— start EXTRACTED MATERIAL —

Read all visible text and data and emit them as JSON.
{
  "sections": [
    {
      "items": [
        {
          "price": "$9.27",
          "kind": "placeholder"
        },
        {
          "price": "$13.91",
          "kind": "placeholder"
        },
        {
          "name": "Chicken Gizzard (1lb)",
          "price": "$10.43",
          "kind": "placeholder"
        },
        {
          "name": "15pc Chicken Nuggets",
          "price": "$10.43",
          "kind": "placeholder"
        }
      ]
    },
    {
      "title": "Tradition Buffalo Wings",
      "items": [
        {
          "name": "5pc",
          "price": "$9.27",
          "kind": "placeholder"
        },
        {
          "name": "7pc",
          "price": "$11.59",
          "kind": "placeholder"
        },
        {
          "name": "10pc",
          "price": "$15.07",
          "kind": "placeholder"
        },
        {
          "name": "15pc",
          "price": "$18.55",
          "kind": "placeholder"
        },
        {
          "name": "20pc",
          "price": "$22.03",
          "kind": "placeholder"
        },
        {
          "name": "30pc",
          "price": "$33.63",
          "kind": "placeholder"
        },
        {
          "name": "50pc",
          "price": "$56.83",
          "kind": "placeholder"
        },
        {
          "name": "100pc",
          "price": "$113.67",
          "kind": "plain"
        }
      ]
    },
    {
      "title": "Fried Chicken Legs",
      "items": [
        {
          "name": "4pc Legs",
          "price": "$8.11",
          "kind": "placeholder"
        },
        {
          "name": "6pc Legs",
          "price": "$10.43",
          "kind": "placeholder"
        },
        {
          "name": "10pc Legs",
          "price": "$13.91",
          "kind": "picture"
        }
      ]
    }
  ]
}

— end EXTRACTED MATERIAL —

(INSTRUCTIONS FOR THE TASK): Find all lines where the word "title" appears. Copy them.

(TASK RESPONSE):
      "title": "Tradition Buffalo Wings",
      "title": "Fried Chicken Legs",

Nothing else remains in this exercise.